##### Data extracts #####

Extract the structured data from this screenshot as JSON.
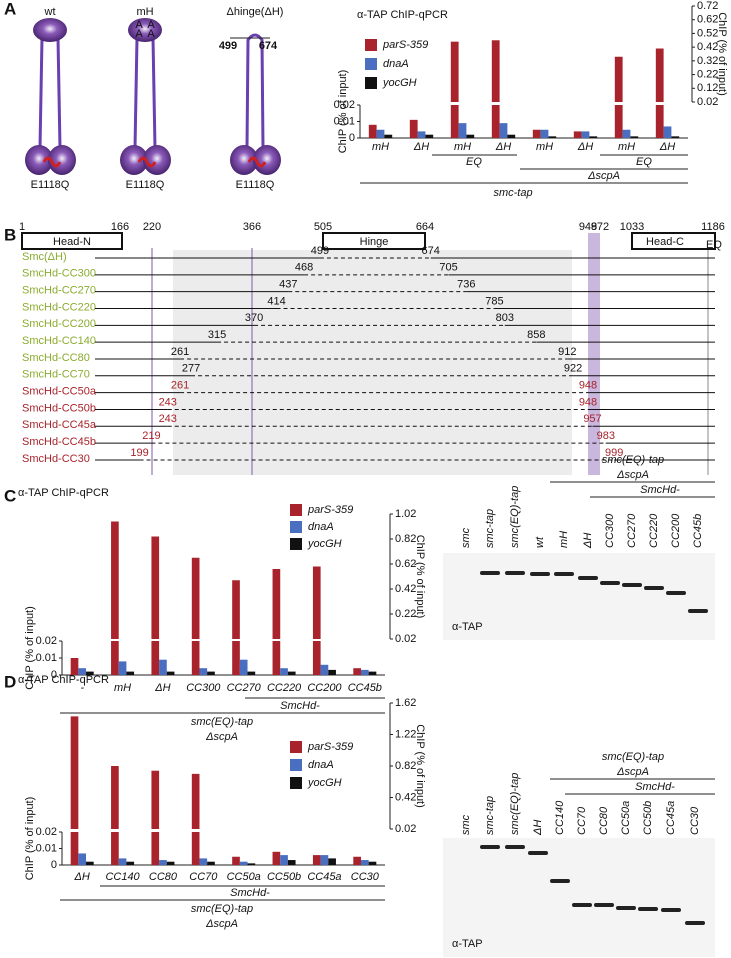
{
  "panel_labels": [
    "A",
    "B",
    "C",
    "D"
  ],
  "smc_models": {
    "names": [
      "wt",
      "mH",
      "Δhinge(ΔH)"
    ],
    "mutation": "E1118Q",
    "hinge_mutation": "A",
    "deletion_ends": [
      499,
      674
    ]
  },
  "chart_data": [
    {
      "type": "bar",
      "title": "α-TAP ChIP-qPCR",
      "y_label": "ChIP (% of input)",
      "y2_label": "ChIP (% of input)",
      "categories": [
        "mH",
        "ΔH",
        "mH",
        "ΔH",
        "mH",
        "ΔH",
        "mH",
        "ΔH"
      ],
      "series": [
        {
          "name": "parS-359",
          "color": "#a8232b",
          "values": [
            0.008,
            0.011,
            0.46,
            0.47,
            0.005,
            0.004,
            0.35,
            0.41
          ]
        },
        {
          "name": "dnaA",
          "color": "#4a6fc1",
          "values": [
            0.005,
            0.004,
            0.009,
            0.009,
            0.005,
            0.004,
            0.005,
            0.007
          ]
        },
        {
          "name": "yocGH",
          "color": "#111111",
          "values": [
            0.002,
            0.002,
            0.002,
            0.002,
            0.001,
            0.001,
            0.001,
            0.001
          ]
        }
      ],
      "ylim": [
        0,
        0.02
      ],
      "yticks": [
        0,
        0.01,
        0.02
      ],
      "y2lim": [
        0.02,
        0.72
      ],
      "y2ticks": [
        0.02,
        0.12,
        0.22,
        0.32,
        0.42,
        0.52,
        0.62,
        0.72
      ],
      "group_labels": [
        "EQ",
        "ΔscpA",
        "EQ",
        "smc-tap"
      ]
    },
    {
      "type": "bar",
      "title": "α-TAP ChIP-qPCR",
      "y_label": "ChIP (% of input)",
      "y2_label": "ChIP (% of input)",
      "categories": [
        "-",
        "mH",
        "ΔH",
        "CC300",
        "CC270",
        "CC220",
        "CC200",
        "CC45b"
      ],
      "series": [
        {
          "name": "parS-359",
          "color": "#a8232b",
          "values": [
            0.01,
            0.96,
            0.84,
            0.67,
            0.49,
            0.58,
            0.6,
            0.004
          ]
        },
        {
          "name": "dnaA",
          "color": "#4a6fc1",
          "values": [
            0.004,
            0.008,
            0.009,
            0.004,
            0.009,
            0.004,
            0.006,
            0.003
          ]
        },
        {
          "name": "yocGH",
          "color": "#111111",
          "values": [
            0.002,
            0.002,
            0.002,
            0.002,
            0.002,
            0.002,
            0.003,
            0.002
          ]
        }
      ],
      "ylim": [
        0,
        0.02
      ],
      "yticks": [
        0,
        0.01,
        0.02
      ],
      "y2lim": [
        0.02,
        1.02
      ],
      "y2ticks": [
        0.02,
        0.22,
        0.42,
        0.62,
        0.82,
        1.02
      ],
      "group_labels": [
        "SmcHd-",
        "smc(EQ)-tap",
        "ΔscpA"
      ]
    },
    {
      "type": "bar",
      "title": "α-TAP ChIP-qPCR",
      "y_label": "ChIP (% of input)",
      "y2_label": "ChIP (% of input)",
      "categories": [
        "ΔH",
        "CC140",
        "CC80",
        "CC70",
        "CC50a",
        "CC50b",
        "CC45a",
        "CC30"
      ],
      "series": [
        {
          "name": "parS-359",
          "color": "#a8232b",
          "values": [
            1.45,
            0.82,
            0.76,
            0.72,
            0.005,
            0.008,
            0.006,
            0.005
          ]
        },
        {
          "name": "dnaA",
          "color": "#4a6fc1",
          "values": [
            0.007,
            0.004,
            0.003,
            0.004,
            0.002,
            0.006,
            0.006,
            0.003
          ]
        },
        {
          "name": "yocGH",
          "color": "#111111",
          "values": [
            0.002,
            0.002,
            0.002,
            0.002,
            0.001,
            0.003,
            0.004,
            0.002
          ]
        }
      ],
      "ylim": [
        0,
        0.02
      ],
      "yticks": [
        0,
        0.01,
        0.02
      ],
      "y2lim": [
        0.02,
        1.62
      ],
      "y2ticks": [
        0.02,
        0.42,
        0.82,
        1.22,
        1.62
      ],
      "group_labels": [
        "SmcHd-",
        "smc(EQ)-tap",
        "ΔscpA"
      ]
    }
  ],
  "constructs": {
    "scale": [
      1,
      166,
      220,
      366,
      505,
      664,
      948,
      972,
      1033,
      1186
    ],
    "domains": [
      "Head-N",
      "Hinge",
      "Head-C"
    ],
    "mutation": "EQ",
    "rows": [
      {
        "name": "Smc(ΔH)",
        "start": 499,
        "end": 674,
        "color": "#8aac2e"
      },
      {
        "name": "SmcHd-CC300",
        "start": 468,
        "end": 705,
        "color": "#8aac2e"
      },
      {
        "name": "SmcHd-CC270",
        "start": 437,
        "end": 736,
        "color": "#8aac2e"
      },
      {
        "name": "SmcHd-CC220",
        "start": 414,
        "end": 785,
        "color": "#8aac2e"
      },
      {
        "name": "SmcHd-CC200",
        "start": 370,
        "end": 803,
        "color": "#8aac2e"
      },
      {
        "name": "SmcHd-CC140",
        "start": 315,
        "end": 858,
        "color": "#8aac2e"
      },
      {
        "name": "SmcHd-CC80",
        "start": 261,
        "end": 912,
        "color": "#8aac2e"
      },
      {
        "name": "SmcHd-CC70",
        "start": 277,
        "end": 922,
        "color": "#8aac2e"
      },
      {
        "name": "SmcHd-CC50a",
        "start": 261,
        "end": 948,
        "color": "#a8232b"
      },
      {
        "name": "SmcHd-CC50b",
        "start": 243,
        "end": 948,
        "color": "#a8232b"
      },
      {
        "name": "SmcHd-CC45a",
        "start": 243,
        "end": 957,
        "color": "#a8232b"
      },
      {
        "name": "SmcHd-CC45b",
        "start": 219,
        "end": 983,
        "color": "#a8232b"
      },
      {
        "name": "SmcHd-CC30",
        "start": 199,
        "end": 999,
        "color": "#a8232b"
      }
    ]
  },
  "blots": [
    {
      "group_labels": [
        "smc(EQ)-tap",
        "ΔscpA",
        "SmcHd-"
      ],
      "lanes": [
        "smc",
        "smc-tap",
        "smc(EQ)-tap",
        "wt",
        "mH",
        "ΔH",
        "CC300",
        "CC270",
        "CC220",
        "CC200",
        "CC45b"
      ],
      "antibody": "α-TAP"
    },
    {
      "group_labels": [
        "smc(EQ)-tap",
        "ΔscpA",
        "SmcHd-"
      ],
      "lanes": [
        "smc",
        "smc-tap",
        "smc(EQ)-tap",
        "ΔH",
        "CC140",
        "CC70",
        "CC80",
        "CC50a",
        "CC50b",
        "CC45a",
        "CC30"
      ],
      "antibody": "α-TAP"
    }
  ]
}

#####

## What the task asks
Could you please repeat the entries above exactly, with every picture left out?

## Task answer
Extract the structured data from this screenshot as JSON.
{
  "panel_labels": [
    "A",
    "B",
    "C",
    "D"
  ],
  "smc_models": {
    "names": [
      "wt",
      "mH",
      "Δhinge(ΔH)"
    ],
    "mutation": "E1118Q",
    "hinge_mutation": "A",
    "deletion_ends": [
      499,
      674
    ]
  },
  "chart_data": [
    {
      "type": "bar",
      "title": "α-TAP ChIP-qPCR",
      "y_label": "ChIP (% of input)",
      "y2_label": "ChIP (% of input)",
      "categories": [
        "mH",
        "ΔH",
        "mH",
        "ΔH",
        "mH",
        "ΔH",
        "mH",
        "ΔH"
      ],
      "series": [
        {
          "name": "parS-359",
          "color": "#a8232b",
          "values": [
            0.008,
            0.011,
            0.46,
            0.47,
            0.005,
            0.004,
            0.35,
            0.41
          ]
        },
        {
          "name": "dnaA",
          "color": "#4a6fc1",
          "values": [
            0.005,
            0.004,
            0.009,
            0.009,
            0.005,
            0.004,
            0.005,
            0.007
          ]
        },
        {
          "name": "yocGH",
          "color": "#111111",
          "values": [
            0.002,
            0.002,
            0.002,
            0.002,
            0.001,
            0.001,
            0.001,
            0.001
          ]
        }
      ],
      "ylim": [
        0,
        0.02
      ],
      "yticks": [
        0,
        0.01,
        0.02
      ],
      "y2lim": [
        0.02,
        0.72
      ],
      "y2ticks": [
        0.02,
        0.12,
        0.22,
        0.32,
        0.42,
        0.52,
        0.62,
        0.72
      ],
      "group_labels": [
        "EQ",
        "ΔscpA",
        "EQ",
        "smc-tap"
      ]
    },
    {
      "type": "bar",
      "title": "α-TAP ChIP-qPCR",
      "y_label": "ChIP (% of input)",
      "y2_label": "ChIP (% of input)",
      "categories": [
        "-",
        "mH",
        "ΔH",
        "CC300",
        "CC270",
        "CC220",
        "CC200",
        "CC45b"
      ],
      "series": [
        {
          "name": "parS-359",
          "color": "#a8232b",
          "values": [
            0.01,
            0.96,
            0.84,
            0.67,
            0.49,
            0.58,
            0.6,
            0.004
          ]
        },
        {
          "name": "dnaA",
          "color": "#4a6fc1",
          "values": [
            0.004,
            0.008,
            0.009,
            0.004,
            0.009,
            0.004,
            0.006,
            0.003
          ]
        },
        {
          "name": "yocGH",
          "color": "#111111",
          "values": [
            0.002,
            0.002,
            0.002,
            0.002,
            0.002,
            0.002,
            0.003,
            0.002
          ]
        }
      ],
      "ylim": [
        0,
        0.02
      ],
      "yticks": [
        0,
        0.01,
        0.02
      ],
      "y2lim": [
        0.02,
        1.02
      ],
      "y2ticks": [
        0.02,
        0.22,
        0.42,
        0.62,
        0.82,
        1.02
      ],
      "group_labels": [
        "SmcHd-",
        "smc(EQ)-tap",
        "ΔscpA"
      ]
    },
    {
      "type": "bar",
      "title": "α-TAP ChIP-qPCR",
      "y_label": "ChIP (% of input)",
      "y2_label": "ChIP (% of input)",
      "categories": [
        "ΔH",
        "CC140",
        "CC80",
        "CC70",
        "CC50a",
        "CC50b",
        "CC45a",
        "CC30"
      ],
      "series": [
        {
          "name": "parS-359",
          "color": "#a8232b",
          "values": [
            1.45,
            0.82,
            0.76,
            0.72,
            0.005,
            0.008,
            0.006,
            0.005
          ]
        },
        {
          "name": "dnaA",
          "color": "#4a6fc1",
          "values": [
            0.007,
            0.004,
            0.003,
            0.004,
            0.002,
            0.006,
            0.006,
            0.003
          ]
        },
        {
          "name": "yocGH",
          "color": "#111111",
          "values": [
            0.002,
            0.002,
            0.002,
            0.002,
            0.001,
            0.003,
            0.004,
            0.002
          ]
        }
      ],
      "ylim": [
        0,
        0.02
      ],
      "yticks": [
        0,
        0.01,
        0.02
      ],
      "y2lim": [
        0.02,
        1.62
      ],
      "y2ticks": [
        0.02,
        0.42,
        0.82,
        1.22,
        1.62
      ],
      "group_labels": [
        "SmcHd-",
        "smc(EQ)-tap",
        "ΔscpA"
      ]
    }
  ],
  "constructs": {
    "scale": [
      1,
      166,
      220,
      366,
      505,
      664,
      948,
      972,
      1033,
      1186
    ],
    "domains": [
      "Head-N",
      "Hinge",
      "Head-C"
    ],
    "mutation": "EQ",
    "rows": [
      {
        "name": "Smc(ΔH)",
        "start": 499,
        "end": 674,
        "color": "#8aac2e"
      },
      {
        "name": "SmcHd-CC300",
        "start": 468,
        "end": 705,
        "color": "#8aac2e"
      },
      {
        "name": "SmcHd-CC270",
        "start": 437,
        "end": 736,
        "color": "#8aac2e"
      },
      {
        "name": "SmcHd-CC220",
        "start": 414,
        "end": 785,
        "color": "#8aac2e"
      },
      {
        "name": "SmcHd-CC200",
        "start": 370,
        "end": 803,
        "color": "#8aac2e"
      },
      {
        "name": "SmcHd-CC140",
        "start": 315,
        "end": 858,
        "color": "#8aac2e"
      },
      {
        "name": "SmcHd-CC80",
        "start": 261,
        "end": 912,
        "color": "#8aac2e"
      },
      {
        "name": "SmcHd-CC70",
        "start": 277,
        "end": 922,
        "color": "#8aac2e"
      },
      {
        "name": "SmcHd-CC50a",
        "start": 261,
        "end": 948,
        "color": "#a8232b"
      },
      {
        "name": "SmcHd-CC50b",
        "start": 243,
        "end": 948,
        "color": "#a8232b"
      },
      {
        "name": "SmcHd-CC45a",
        "start": 243,
        "end": 957,
        "color": "#a8232b"
      },
      {
        "name": "SmcHd-CC45b",
        "start": 219,
        "end": 983,
        "color": "#a8232b"
      },
      {
        "name": "SmcHd-CC30",
        "start": 199,
        "end": 999,
        "color": "#a8232b"
      }
    ]
  },
  "blots": [
    {
      "group_labels": [
        "smc(EQ)-tap",
        "ΔscpA",
        "SmcHd-"
      ],
      "lanes": [
        "smc",
        "smc-tap",
        "smc(EQ)-tap",
        "wt",
        "mH",
        "ΔH",
        "CC300",
        "CC270",
        "CC220",
        "CC200",
        "CC45b"
      ],
      "antibody": "α-TAP"
    },
    {
      "group_labels": [
        "smc(EQ)-tap",
        "ΔscpA",
        "SmcHd-"
      ],
      "lanes": [
        "smc",
        "smc-tap",
        "smc(EQ)-tap",
        "ΔH",
        "CC140",
        "CC70",
        "CC80",
        "CC50a",
        "CC50b",
        "CC45a",
        "CC30"
      ],
      "antibody": "α-TAP"
    }
  ]
}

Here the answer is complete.